- What the task asks
Repeat the data that follows, word for word, without the images.

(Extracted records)

+ + + + + + +

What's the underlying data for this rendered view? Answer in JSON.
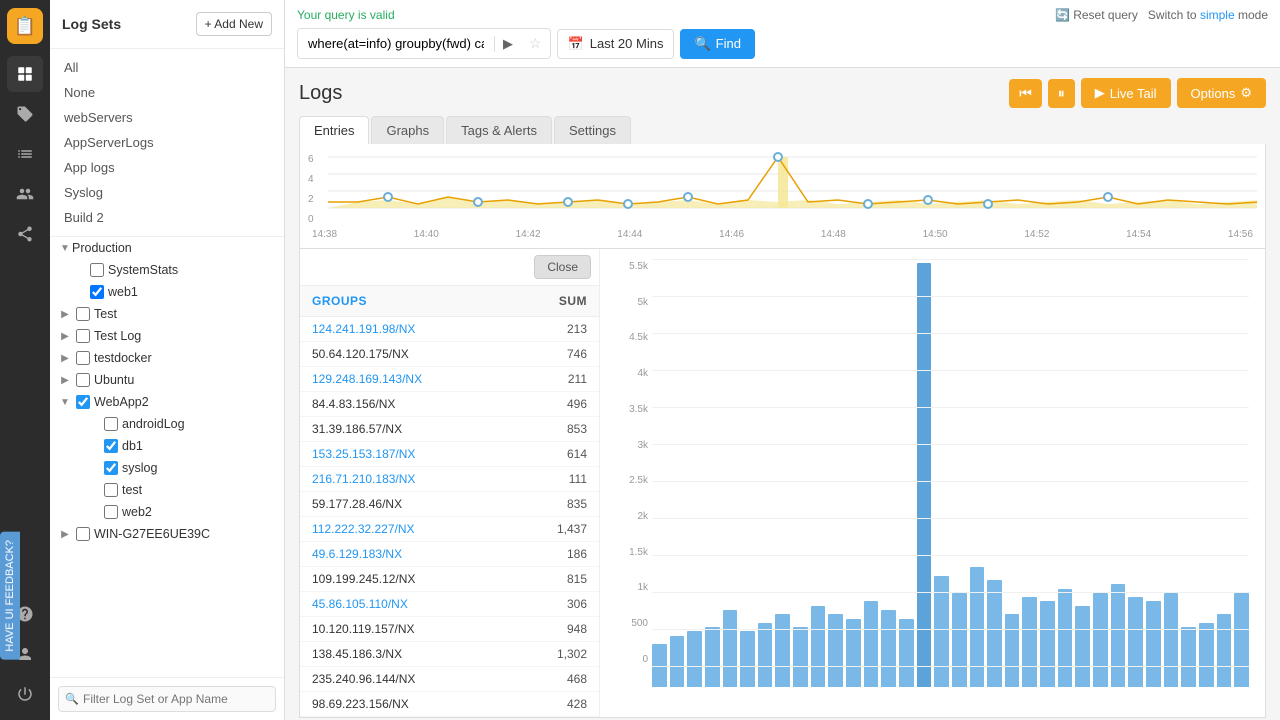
{
  "app": {
    "title": "Log Sets",
    "add_new_label": "+ Add New"
  },
  "header": {
    "query_valid_text": "Your query is valid",
    "query_value": "where(at=info) groupby(fwd) calculate(sum:service)",
    "date_range": "Last 20 Mins",
    "find_label": "Find",
    "reset_label": "Reset query",
    "switch_label": "Switch to",
    "simple_label": "simple",
    "mode_label": "mode"
  },
  "logs": {
    "title": "Logs",
    "tabs": [
      "Entries",
      "Graphs",
      "Tags & Alerts",
      "Settings"
    ],
    "active_tab": "Entries",
    "live_tail_label": "Live Tail",
    "options_label": "Options"
  },
  "sidebar": {
    "nav": [
      "All",
      "None",
      "webServers",
      "AppServerLogs",
      "App logs",
      "Syslog",
      "Build 2"
    ],
    "production_label": "Production",
    "search_placeholder": "Filter Log Set or App Name",
    "tree_items": [
      {
        "label": "SystemStats",
        "indent": 1,
        "checked": false,
        "expandable": false
      },
      {
        "label": "web1",
        "indent": 1,
        "checked": true,
        "expandable": false
      },
      {
        "label": "Test",
        "indent": 0,
        "checked": false,
        "expandable": true
      },
      {
        "label": "Test Log",
        "indent": 0,
        "checked": false,
        "expandable": true
      },
      {
        "label": "testdocker",
        "indent": 0,
        "checked": false,
        "expandable": true
      },
      {
        "label": "Ubuntu",
        "indent": 0,
        "checked": false,
        "expandable": true
      },
      {
        "label": "WebApp2",
        "indent": 0,
        "checked": true,
        "expandable": true,
        "expanded": true
      },
      {
        "label": "androidLog",
        "indent": 1,
        "checked": false,
        "expandable": false
      },
      {
        "label": "db1",
        "indent": 1,
        "checked": true,
        "expandable": false
      },
      {
        "label": "syslog",
        "indent": 1,
        "checked": true,
        "expandable": false
      },
      {
        "label": "test",
        "indent": 1,
        "checked": false,
        "expandable": false
      },
      {
        "label": "web2",
        "indent": 1,
        "checked": false,
        "expandable": false
      },
      {
        "label": "WIN-G27EE6UE39C",
        "indent": 0,
        "checked": false,
        "expandable": true
      }
    ]
  },
  "chart": {
    "y_labels": [
      "6",
      "4",
      "2",
      "0"
    ],
    "x_labels": [
      "14:38",
      "14:40",
      "14:42",
      "14:44",
      "14:46",
      "14:48",
      "14:50",
      "14:52",
      "14:54",
      "14:56"
    ]
  },
  "table": {
    "col_groups": "GROUPS",
    "col_sum": "SUM",
    "close_label": "Close",
    "rows": [
      {
        "group": "124.241.191.98/NX",
        "sum": "213",
        "link": true
      },
      {
        "group": "50.64.120.175/NX",
        "sum": "746",
        "link": false
      },
      {
        "group": "129.248.169.143/NX",
        "sum": "211",
        "link": true
      },
      {
        "group": "84.4.83.156/NX",
        "sum": "496",
        "link": false
      },
      {
        "group": "31.39.186.57/NX",
        "sum": "853",
        "link": false
      },
      {
        "group": "153.25.153.187/NX",
        "sum": "614",
        "link": true
      },
      {
        "group": "216.71.210.183/NX",
        "sum": "111",
        "link": true
      },
      {
        "group": "59.177.28.46/NX",
        "sum": "835",
        "link": false
      },
      {
        "group": "112.222.32.227/NX",
        "sum": "1,437",
        "link": true
      },
      {
        "group": "49.6.129.183/NX",
        "sum": "186",
        "link": true
      },
      {
        "group": "109.199.245.12/NX",
        "sum": "815",
        "link": false
      },
      {
        "group": "45.86.105.110/NX",
        "sum": "306",
        "link": true
      },
      {
        "group": "10.120.119.157/NX",
        "sum": "948",
        "link": false
      },
      {
        "group": "138.45.186.3/NX",
        "sum": "1,302",
        "link": false
      },
      {
        "group": "235.240.96.144/NX",
        "sum": "468",
        "link": false
      },
      {
        "group": "98.69.223.156/NX",
        "sum": "428",
        "link": false
      }
    ]
  },
  "bar_chart": {
    "y_labels": [
      "5.5k",
      "5k",
      "4.5k",
      "4k",
      "3.5k",
      "3k",
      "2.5k",
      "2k",
      "1.5k",
      "1k",
      "500",
      "0"
    ],
    "bars": [
      0.1,
      0.12,
      0.13,
      0.14,
      0.18,
      0.13,
      0.15,
      0.17,
      0.14,
      0.19,
      0.17,
      0.16,
      0.2,
      0.18,
      0.16,
      0.99,
      0.26,
      0.22,
      0.28,
      0.25,
      0.17,
      0.21,
      0.2,
      0.23,
      0.19,
      0.22,
      0.24,
      0.21,
      0.2,
      0.22,
      0.14,
      0.15,
      0.17,
      0.22
    ]
  },
  "icons": {
    "logo": "📋",
    "logs": "📄",
    "tags": "🏷",
    "charts": "📊",
    "connections": "🔗",
    "share": "⬆",
    "help": "?",
    "user": "👤",
    "power": "⏻",
    "search": "🔍",
    "calendar": "📅",
    "gear": "⚙",
    "play": "▶",
    "pause": "⏸",
    "rewind": "⏮",
    "arrow_right": "▶",
    "star": "☆"
  }
}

+ + + + + + +

- Reply
What's the underlying data for this rendered view? Answer in JSON.
{
  "app": {
    "title": "Log Sets",
    "add_new_label": "+ Add New"
  },
  "header": {
    "query_valid_text": "Your query is valid",
    "query_value": "where(at=info) groupby(fwd) calculate(sum:service)",
    "date_range": "Last 20 Mins",
    "find_label": "Find",
    "reset_label": "Reset query",
    "switch_label": "Switch to",
    "simple_label": "simple",
    "mode_label": "mode"
  },
  "logs": {
    "title": "Logs",
    "tabs": [
      "Entries",
      "Graphs",
      "Tags & Alerts",
      "Settings"
    ],
    "active_tab": "Entries",
    "live_tail_label": "Live Tail",
    "options_label": "Options"
  },
  "sidebar": {
    "nav": [
      "All",
      "None",
      "webServers",
      "AppServerLogs",
      "App logs",
      "Syslog",
      "Build 2"
    ],
    "production_label": "Production",
    "search_placeholder": "Filter Log Set or App Name",
    "tree_items": [
      {
        "label": "SystemStats",
        "indent": 1,
        "checked": false,
        "expandable": false
      },
      {
        "label": "web1",
        "indent": 1,
        "checked": true,
        "expandable": false
      },
      {
        "label": "Test",
        "indent": 0,
        "checked": false,
        "expandable": true
      },
      {
        "label": "Test Log",
        "indent": 0,
        "checked": false,
        "expandable": true
      },
      {
        "label": "testdocker",
        "indent": 0,
        "checked": false,
        "expandable": true
      },
      {
        "label": "Ubuntu",
        "indent": 0,
        "checked": false,
        "expandable": true
      },
      {
        "label": "WebApp2",
        "indent": 0,
        "checked": true,
        "expandable": true,
        "expanded": true
      },
      {
        "label": "androidLog",
        "indent": 1,
        "checked": false,
        "expandable": false
      },
      {
        "label": "db1",
        "indent": 1,
        "checked": true,
        "expandable": false
      },
      {
        "label": "syslog",
        "indent": 1,
        "checked": true,
        "expandable": false
      },
      {
        "label": "test",
        "indent": 1,
        "checked": false,
        "expandable": false
      },
      {
        "label": "web2",
        "indent": 1,
        "checked": false,
        "expandable": false
      },
      {
        "label": "WIN-G27EE6UE39C",
        "indent": 0,
        "checked": false,
        "expandable": true
      }
    ]
  },
  "chart": {
    "y_labels": [
      "6",
      "4",
      "2",
      "0"
    ],
    "x_labels": [
      "14:38",
      "14:40",
      "14:42",
      "14:44",
      "14:46",
      "14:48",
      "14:50",
      "14:52",
      "14:54",
      "14:56"
    ]
  },
  "table": {
    "col_groups": "GROUPS",
    "col_sum": "SUM",
    "close_label": "Close",
    "rows": [
      {
        "group": "124.241.191.98/NX",
        "sum": "213",
        "link": true
      },
      {
        "group": "50.64.120.175/NX",
        "sum": "746",
        "link": false
      },
      {
        "group": "129.248.169.143/NX",
        "sum": "211",
        "link": true
      },
      {
        "group": "84.4.83.156/NX",
        "sum": "496",
        "link": false
      },
      {
        "group": "31.39.186.57/NX",
        "sum": "853",
        "link": false
      },
      {
        "group": "153.25.153.187/NX",
        "sum": "614",
        "link": true
      },
      {
        "group": "216.71.210.183/NX",
        "sum": "111",
        "link": true
      },
      {
        "group": "59.177.28.46/NX",
        "sum": "835",
        "link": false
      },
      {
        "group": "112.222.32.227/NX",
        "sum": "1,437",
        "link": true
      },
      {
        "group": "49.6.129.183/NX",
        "sum": "186",
        "link": true
      },
      {
        "group": "109.199.245.12/NX",
        "sum": "815",
        "link": false
      },
      {
        "group": "45.86.105.110/NX",
        "sum": "306",
        "link": true
      },
      {
        "group": "10.120.119.157/NX",
        "sum": "948",
        "link": false
      },
      {
        "group": "138.45.186.3/NX",
        "sum": "1,302",
        "link": false
      },
      {
        "group": "235.240.96.144/NX",
        "sum": "468",
        "link": false
      },
      {
        "group": "98.69.223.156/NX",
        "sum": "428",
        "link": false
      }
    ]
  },
  "bar_chart": {
    "y_labels": [
      "5.5k",
      "5k",
      "4.5k",
      "4k",
      "3.5k",
      "3k",
      "2.5k",
      "2k",
      "1.5k",
      "1k",
      "500",
      "0"
    ],
    "bars": [
      0.1,
      0.12,
      0.13,
      0.14,
      0.18,
      0.13,
      0.15,
      0.17,
      0.14,
      0.19,
      0.17,
      0.16,
      0.2,
      0.18,
      0.16,
      0.99,
      0.26,
      0.22,
      0.28,
      0.25,
      0.17,
      0.21,
      0.2,
      0.23,
      0.19,
      0.22,
      0.24,
      0.21,
      0.2,
      0.22,
      0.14,
      0.15,
      0.17,
      0.22
    ]
  },
  "icons": {
    "logo": "📋",
    "logs": "📄",
    "tags": "🏷",
    "charts": "📊",
    "connections": "🔗",
    "share": "⬆",
    "help": "?",
    "user": "👤",
    "power": "⏻",
    "search": "🔍",
    "calendar": "📅",
    "gear": "⚙",
    "play": "▶",
    "pause": "⏸",
    "rewind": "⏮",
    "arrow_right": "▶",
    "star": "☆"
  }
}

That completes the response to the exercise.